### GIVEN INFORMATION
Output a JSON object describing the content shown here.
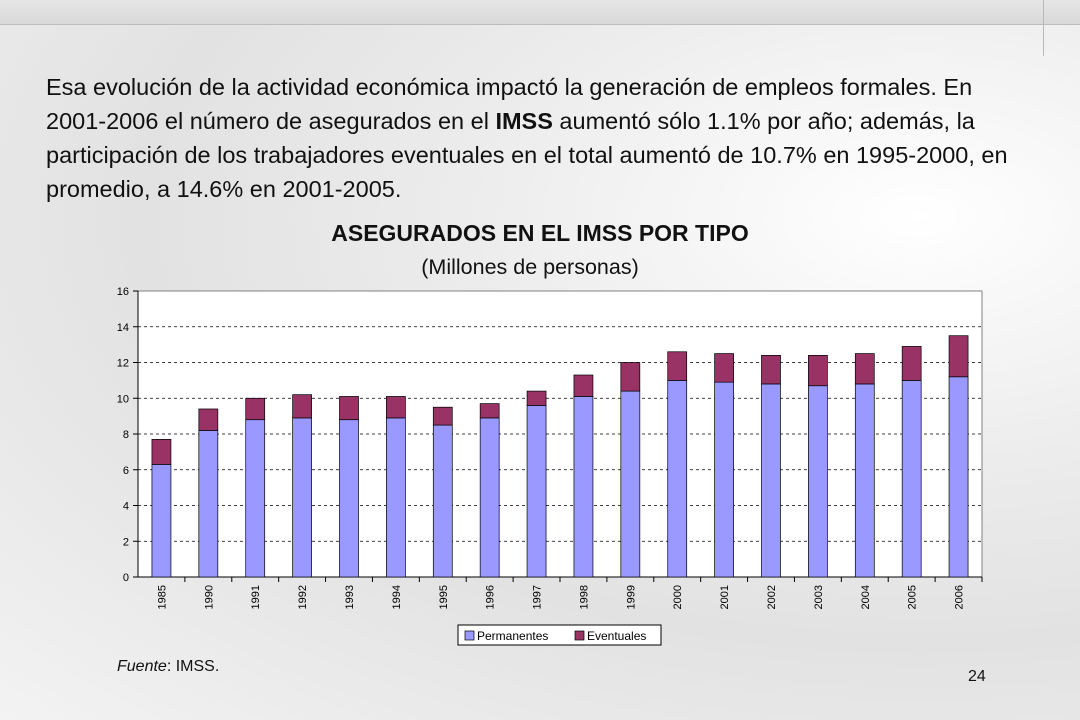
{
  "intro": {
    "part1": "Esa evolución de la actividad económica impactó la generación de empleos formales. En 2001-2006 el número de asegurados en el ",
    "bold": "IMSS",
    "part2": " aumentó sólo 1.1% por año; además, la participación de los trabajadores eventuales en el total aumentó de 10.7% en 1995-2000, en promedio, a 14.6% en 2001-2005."
  },
  "source": {
    "label": "Fuente",
    "text": ": IMSS."
  },
  "page_number": "24",
  "colors": {
    "permanentes": "#9999FF",
    "eventuales": "#993366"
  },
  "chart_data": {
    "type": "bar",
    "stacked": true,
    "title": "ASEGURADOS EN EL IMSS POR TIPO",
    "subtitle": "(Millones de personas)",
    "categories": [
      "1985",
      "1990",
      "1991",
      "1992",
      "1993",
      "1994",
      "1995",
      "1996",
      "1997",
      "1998",
      "1999",
      "2000",
      "2001",
      "2002",
      "2003",
      "2004",
      "2005",
      "2006"
    ],
    "series": [
      {
        "name": "Permanentes",
        "values": [
          6.3,
          8.2,
          8.8,
          8.9,
          8.8,
          8.9,
          8.5,
          8.9,
          9.6,
          10.1,
          10.4,
          11.0,
          10.9,
          10.8,
          10.7,
          10.8,
          11.0,
          11.2
        ]
      },
      {
        "name": "Eventuales",
        "values": [
          1.4,
          1.2,
          1.2,
          1.3,
          1.3,
          1.2,
          1.0,
          0.8,
          0.8,
          1.2,
          1.6,
          1.6,
          1.6,
          1.6,
          1.7,
          1.7,
          1.9,
          2.3
        ]
      }
    ],
    "ylim": [
      0,
      16
    ],
    "yticks": [
      0,
      2,
      4,
      6,
      8,
      10,
      12,
      14,
      16
    ],
    "grid": true,
    "legend_position": "bottom"
  }
}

### OBJECTIVE
The records above are to be restated exactly, without their pictures.

### TASK RESPONSE
Output a JSON object describing the content shown here.
{
  "intro": {
    "part1": "Esa evolución de la actividad económica impactó la generación de empleos formales. En 2001-2006 el número de asegurados en el ",
    "bold": "IMSS",
    "part2": " aumentó sólo 1.1% por año; además, la participación de los trabajadores eventuales en el total aumentó de 10.7% en 1995-2000, en promedio, a 14.6% en 2001-2005."
  },
  "source": {
    "label": "Fuente",
    "text": ": IMSS."
  },
  "page_number": "24",
  "colors": {
    "permanentes": "#9999FF",
    "eventuales": "#993366"
  },
  "chart_data": {
    "type": "bar",
    "stacked": true,
    "title": "ASEGURADOS EN EL IMSS POR TIPO",
    "subtitle": "(Millones de personas)",
    "categories": [
      "1985",
      "1990",
      "1991",
      "1992",
      "1993",
      "1994",
      "1995",
      "1996",
      "1997",
      "1998",
      "1999",
      "2000",
      "2001",
      "2002",
      "2003",
      "2004",
      "2005",
      "2006"
    ],
    "series": [
      {
        "name": "Permanentes",
        "values": [
          6.3,
          8.2,
          8.8,
          8.9,
          8.8,
          8.9,
          8.5,
          8.9,
          9.6,
          10.1,
          10.4,
          11.0,
          10.9,
          10.8,
          10.7,
          10.8,
          11.0,
          11.2
        ]
      },
      {
        "name": "Eventuales",
        "values": [
          1.4,
          1.2,
          1.2,
          1.3,
          1.3,
          1.2,
          1.0,
          0.8,
          0.8,
          1.2,
          1.6,
          1.6,
          1.6,
          1.6,
          1.7,
          1.7,
          1.9,
          2.3
        ]
      }
    ],
    "ylim": [
      0,
      16
    ],
    "yticks": [
      0,
      2,
      4,
      6,
      8,
      10,
      12,
      14,
      16
    ],
    "grid": true,
    "legend_position": "bottom"
  }
}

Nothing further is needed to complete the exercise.